— Begin Provided records —

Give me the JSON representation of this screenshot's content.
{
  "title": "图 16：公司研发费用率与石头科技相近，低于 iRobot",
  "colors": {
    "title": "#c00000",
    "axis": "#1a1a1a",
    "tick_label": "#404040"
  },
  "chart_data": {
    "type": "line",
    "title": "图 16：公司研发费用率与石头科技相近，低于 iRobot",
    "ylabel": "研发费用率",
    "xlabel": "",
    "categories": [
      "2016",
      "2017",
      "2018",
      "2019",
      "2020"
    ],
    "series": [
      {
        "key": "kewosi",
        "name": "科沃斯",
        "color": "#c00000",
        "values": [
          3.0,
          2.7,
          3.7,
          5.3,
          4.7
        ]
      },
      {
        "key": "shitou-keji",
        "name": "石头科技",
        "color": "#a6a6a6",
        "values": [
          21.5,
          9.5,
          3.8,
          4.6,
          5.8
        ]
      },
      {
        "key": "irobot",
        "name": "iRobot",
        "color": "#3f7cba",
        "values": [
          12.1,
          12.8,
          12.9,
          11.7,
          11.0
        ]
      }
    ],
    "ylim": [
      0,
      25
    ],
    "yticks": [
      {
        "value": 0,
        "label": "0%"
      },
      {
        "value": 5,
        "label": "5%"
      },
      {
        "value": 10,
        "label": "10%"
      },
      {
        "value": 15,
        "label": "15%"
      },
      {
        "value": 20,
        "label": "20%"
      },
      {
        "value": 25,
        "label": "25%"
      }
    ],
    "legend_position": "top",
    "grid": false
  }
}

— End Provided records —

Work instructions =
Every line above should be retyped exactly as given.

Answer to the problem =
Give me the JSON representation of this screenshot's content.
{
  "title": "图 16：公司研发费用率与石头科技相近，低于 iRobot",
  "colors": {
    "title": "#c00000",
    "axis": "#1a1a1a",
    "tick_label": "#404040"
  },
  "chart_data": {
    "type": "line",
    "title": "图 16：公司研发费用率与石头科技相近，低于 iRobot",
    "ylabel": "研发费用率",
    "xlabel": "",
    "categories": [
      "2016",
      "2017",
      "2018",
      "2019",
      "2020"
    ],
    "series": [
      {
        "key": "kewosi",
        "name": "科沃斯",
        "color": "#c00000",
        "values": [
          3.0,
          2.7,
          3.7,
          5.3,
          4.7
        ]
      },
      {
        "key": "shitou-keji",
        "name": "石头科技",
        "color": "#a6a6a6",
        "values": [
          21.5,
          9.5,
          3.8,
          4.6,
          5.8
        ]
      },
      {
        "key": "irobot",
        "name": "iRobot",
        "color": "#3f7cba",
        "values": [
          12.1,
          12.8,
          12.9,
          11.7,
          11.0
        ]
      }
    ],
    "ylim": [
      0,
      25
    ],
    "yticks": [
      {
        "value": 0,
        "label": "0%"
      },
      {
        "value": 5,
        "label": "5%"
      },
      {
        "value": 10,
        "label": "10%"
      },
      {
        "value": 15,
        "label": "15%"
      },
      {
        "value": 20,
        "label": "20%"
      },
      {
        "value": 25,
        "label": "25%"
      }
    ],
    "legend_position": "top",
    "grid": false
  }
}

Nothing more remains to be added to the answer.